▶ [Your task]:
Across all the lines below, how many contain the string "avec"? Please reply with the number only.

▶ [Dataset records]:
○ ○ ○ ○ ○ ○ ○
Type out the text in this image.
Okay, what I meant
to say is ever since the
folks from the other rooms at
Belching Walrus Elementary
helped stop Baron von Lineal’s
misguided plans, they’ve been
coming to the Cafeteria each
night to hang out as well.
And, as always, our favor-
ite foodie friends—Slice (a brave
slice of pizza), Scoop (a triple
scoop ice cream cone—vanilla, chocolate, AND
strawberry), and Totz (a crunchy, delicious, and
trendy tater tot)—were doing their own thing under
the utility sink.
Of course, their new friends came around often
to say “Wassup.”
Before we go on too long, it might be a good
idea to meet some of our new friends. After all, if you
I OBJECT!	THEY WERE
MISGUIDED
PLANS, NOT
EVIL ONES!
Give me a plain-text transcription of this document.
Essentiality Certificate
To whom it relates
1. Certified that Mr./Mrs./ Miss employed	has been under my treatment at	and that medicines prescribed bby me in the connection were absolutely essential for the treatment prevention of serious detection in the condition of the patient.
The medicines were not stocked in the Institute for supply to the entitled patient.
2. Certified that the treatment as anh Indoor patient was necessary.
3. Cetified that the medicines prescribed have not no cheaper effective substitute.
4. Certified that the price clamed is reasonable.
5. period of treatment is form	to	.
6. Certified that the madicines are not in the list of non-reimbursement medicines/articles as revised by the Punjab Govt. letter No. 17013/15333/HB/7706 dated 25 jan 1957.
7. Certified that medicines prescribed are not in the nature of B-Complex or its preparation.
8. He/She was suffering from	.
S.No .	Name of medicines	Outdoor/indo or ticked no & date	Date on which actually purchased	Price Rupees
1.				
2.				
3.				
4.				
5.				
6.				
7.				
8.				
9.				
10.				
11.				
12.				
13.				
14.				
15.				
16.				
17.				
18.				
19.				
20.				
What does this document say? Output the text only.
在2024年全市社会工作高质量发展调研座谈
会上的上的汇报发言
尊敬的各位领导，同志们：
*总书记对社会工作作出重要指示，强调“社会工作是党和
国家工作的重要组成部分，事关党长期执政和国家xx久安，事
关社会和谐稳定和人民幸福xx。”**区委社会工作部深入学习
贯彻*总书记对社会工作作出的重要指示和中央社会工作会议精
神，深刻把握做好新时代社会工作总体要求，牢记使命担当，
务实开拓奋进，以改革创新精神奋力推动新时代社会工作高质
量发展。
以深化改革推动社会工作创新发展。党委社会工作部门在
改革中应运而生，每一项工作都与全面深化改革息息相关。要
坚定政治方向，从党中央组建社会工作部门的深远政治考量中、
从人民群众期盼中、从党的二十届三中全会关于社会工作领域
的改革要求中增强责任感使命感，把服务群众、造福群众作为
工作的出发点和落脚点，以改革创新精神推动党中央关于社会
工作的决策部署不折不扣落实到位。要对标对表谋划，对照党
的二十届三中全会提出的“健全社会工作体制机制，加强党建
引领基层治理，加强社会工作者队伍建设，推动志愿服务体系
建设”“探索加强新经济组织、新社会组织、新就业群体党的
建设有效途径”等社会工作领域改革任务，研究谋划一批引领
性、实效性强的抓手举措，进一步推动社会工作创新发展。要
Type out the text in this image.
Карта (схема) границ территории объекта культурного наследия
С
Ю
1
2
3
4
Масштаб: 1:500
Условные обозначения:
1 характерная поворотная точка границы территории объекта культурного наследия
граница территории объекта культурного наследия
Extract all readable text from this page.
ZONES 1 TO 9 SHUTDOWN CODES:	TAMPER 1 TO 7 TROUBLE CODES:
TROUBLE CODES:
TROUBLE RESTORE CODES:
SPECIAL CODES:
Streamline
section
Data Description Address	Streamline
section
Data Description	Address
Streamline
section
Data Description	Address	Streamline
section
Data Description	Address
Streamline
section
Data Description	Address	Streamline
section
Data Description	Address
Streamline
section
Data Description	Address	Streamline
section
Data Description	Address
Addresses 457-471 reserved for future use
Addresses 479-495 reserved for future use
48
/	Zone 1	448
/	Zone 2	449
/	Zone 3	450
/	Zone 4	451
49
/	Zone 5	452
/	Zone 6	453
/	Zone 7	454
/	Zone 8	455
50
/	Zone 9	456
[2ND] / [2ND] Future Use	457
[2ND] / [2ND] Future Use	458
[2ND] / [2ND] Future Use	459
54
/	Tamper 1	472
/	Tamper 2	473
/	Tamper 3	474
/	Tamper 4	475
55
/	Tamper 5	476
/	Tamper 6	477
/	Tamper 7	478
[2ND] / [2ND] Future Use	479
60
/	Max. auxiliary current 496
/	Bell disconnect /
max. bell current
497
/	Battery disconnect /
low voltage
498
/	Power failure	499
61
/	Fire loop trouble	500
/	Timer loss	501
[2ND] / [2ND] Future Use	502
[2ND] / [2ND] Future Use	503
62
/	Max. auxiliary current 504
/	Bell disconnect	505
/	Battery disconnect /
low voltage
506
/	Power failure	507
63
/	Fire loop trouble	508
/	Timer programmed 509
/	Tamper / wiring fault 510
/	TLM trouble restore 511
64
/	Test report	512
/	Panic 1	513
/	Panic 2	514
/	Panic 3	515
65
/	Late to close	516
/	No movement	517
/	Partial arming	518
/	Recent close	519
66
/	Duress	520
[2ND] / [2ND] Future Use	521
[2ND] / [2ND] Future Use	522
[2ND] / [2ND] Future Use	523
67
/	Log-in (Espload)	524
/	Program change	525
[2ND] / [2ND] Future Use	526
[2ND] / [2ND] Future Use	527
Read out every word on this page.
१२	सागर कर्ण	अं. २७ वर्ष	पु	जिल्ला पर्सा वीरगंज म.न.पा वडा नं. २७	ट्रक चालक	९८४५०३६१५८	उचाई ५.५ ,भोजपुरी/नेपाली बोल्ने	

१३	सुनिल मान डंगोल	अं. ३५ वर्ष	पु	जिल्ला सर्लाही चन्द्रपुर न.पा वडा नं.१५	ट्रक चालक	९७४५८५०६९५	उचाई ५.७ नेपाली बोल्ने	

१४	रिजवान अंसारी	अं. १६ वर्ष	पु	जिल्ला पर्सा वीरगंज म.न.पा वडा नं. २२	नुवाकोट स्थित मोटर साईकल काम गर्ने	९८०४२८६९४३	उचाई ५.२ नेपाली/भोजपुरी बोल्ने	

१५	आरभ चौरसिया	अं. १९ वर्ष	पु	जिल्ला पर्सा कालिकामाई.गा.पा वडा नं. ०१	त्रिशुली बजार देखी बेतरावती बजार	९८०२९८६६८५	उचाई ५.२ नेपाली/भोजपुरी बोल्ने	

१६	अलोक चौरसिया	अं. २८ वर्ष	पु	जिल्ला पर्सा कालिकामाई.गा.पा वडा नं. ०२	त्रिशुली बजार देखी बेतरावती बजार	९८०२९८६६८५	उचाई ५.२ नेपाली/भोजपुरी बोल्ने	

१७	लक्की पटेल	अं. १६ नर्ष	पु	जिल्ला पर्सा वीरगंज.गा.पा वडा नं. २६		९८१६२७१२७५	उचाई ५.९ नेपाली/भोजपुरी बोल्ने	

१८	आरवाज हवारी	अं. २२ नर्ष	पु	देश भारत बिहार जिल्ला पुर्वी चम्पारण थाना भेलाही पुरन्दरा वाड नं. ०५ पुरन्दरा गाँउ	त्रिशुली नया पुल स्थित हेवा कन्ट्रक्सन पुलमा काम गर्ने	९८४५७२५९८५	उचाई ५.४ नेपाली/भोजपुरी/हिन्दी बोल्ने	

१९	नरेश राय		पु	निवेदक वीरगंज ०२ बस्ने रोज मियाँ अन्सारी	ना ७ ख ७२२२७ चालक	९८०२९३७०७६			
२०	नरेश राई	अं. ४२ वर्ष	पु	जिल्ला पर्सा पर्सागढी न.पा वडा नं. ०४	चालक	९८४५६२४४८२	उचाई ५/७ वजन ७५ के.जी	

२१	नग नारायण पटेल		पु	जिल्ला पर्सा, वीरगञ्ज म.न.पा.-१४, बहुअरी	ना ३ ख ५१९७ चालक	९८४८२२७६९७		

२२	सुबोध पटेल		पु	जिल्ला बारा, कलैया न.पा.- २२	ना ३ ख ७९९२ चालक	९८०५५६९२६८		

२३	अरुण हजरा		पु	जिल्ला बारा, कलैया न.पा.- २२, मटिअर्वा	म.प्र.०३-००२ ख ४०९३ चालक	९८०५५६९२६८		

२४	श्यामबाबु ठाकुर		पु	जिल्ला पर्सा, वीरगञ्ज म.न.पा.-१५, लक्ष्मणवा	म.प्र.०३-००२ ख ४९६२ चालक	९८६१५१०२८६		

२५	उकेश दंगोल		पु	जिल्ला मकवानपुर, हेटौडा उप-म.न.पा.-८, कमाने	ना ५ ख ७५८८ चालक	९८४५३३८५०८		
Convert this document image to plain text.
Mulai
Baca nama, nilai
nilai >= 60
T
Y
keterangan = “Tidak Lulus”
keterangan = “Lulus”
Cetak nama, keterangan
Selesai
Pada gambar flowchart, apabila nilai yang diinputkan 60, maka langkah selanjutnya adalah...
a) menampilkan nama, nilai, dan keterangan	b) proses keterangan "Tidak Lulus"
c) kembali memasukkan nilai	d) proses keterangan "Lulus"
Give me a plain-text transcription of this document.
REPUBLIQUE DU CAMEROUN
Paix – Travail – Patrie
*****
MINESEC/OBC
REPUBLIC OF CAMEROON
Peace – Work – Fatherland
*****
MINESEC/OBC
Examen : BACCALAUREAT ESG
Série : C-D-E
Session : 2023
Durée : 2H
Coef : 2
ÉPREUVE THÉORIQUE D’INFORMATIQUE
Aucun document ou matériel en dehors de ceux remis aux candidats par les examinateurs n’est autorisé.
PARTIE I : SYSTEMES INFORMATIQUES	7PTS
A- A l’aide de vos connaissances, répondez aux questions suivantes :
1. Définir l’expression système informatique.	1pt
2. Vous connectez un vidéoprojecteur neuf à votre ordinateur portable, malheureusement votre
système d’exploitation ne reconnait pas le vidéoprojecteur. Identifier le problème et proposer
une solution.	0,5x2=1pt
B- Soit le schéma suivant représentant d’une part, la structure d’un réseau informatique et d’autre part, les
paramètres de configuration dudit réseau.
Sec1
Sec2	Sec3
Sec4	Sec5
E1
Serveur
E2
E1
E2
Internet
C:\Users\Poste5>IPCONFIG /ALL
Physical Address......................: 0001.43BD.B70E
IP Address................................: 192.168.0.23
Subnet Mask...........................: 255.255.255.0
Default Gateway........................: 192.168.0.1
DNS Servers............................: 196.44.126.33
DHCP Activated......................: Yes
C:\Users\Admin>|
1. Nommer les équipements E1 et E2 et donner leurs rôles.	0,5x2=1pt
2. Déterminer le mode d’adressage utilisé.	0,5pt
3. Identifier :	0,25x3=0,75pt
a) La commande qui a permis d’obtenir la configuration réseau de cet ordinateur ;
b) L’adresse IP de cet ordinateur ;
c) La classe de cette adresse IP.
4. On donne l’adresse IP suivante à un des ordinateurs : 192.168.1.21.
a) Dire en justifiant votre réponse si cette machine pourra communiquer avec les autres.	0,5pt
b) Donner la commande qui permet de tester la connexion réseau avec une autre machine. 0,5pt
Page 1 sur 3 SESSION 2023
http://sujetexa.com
○ ○ ○ ○ ○ ○ ○
▶ [Exercise result]:
2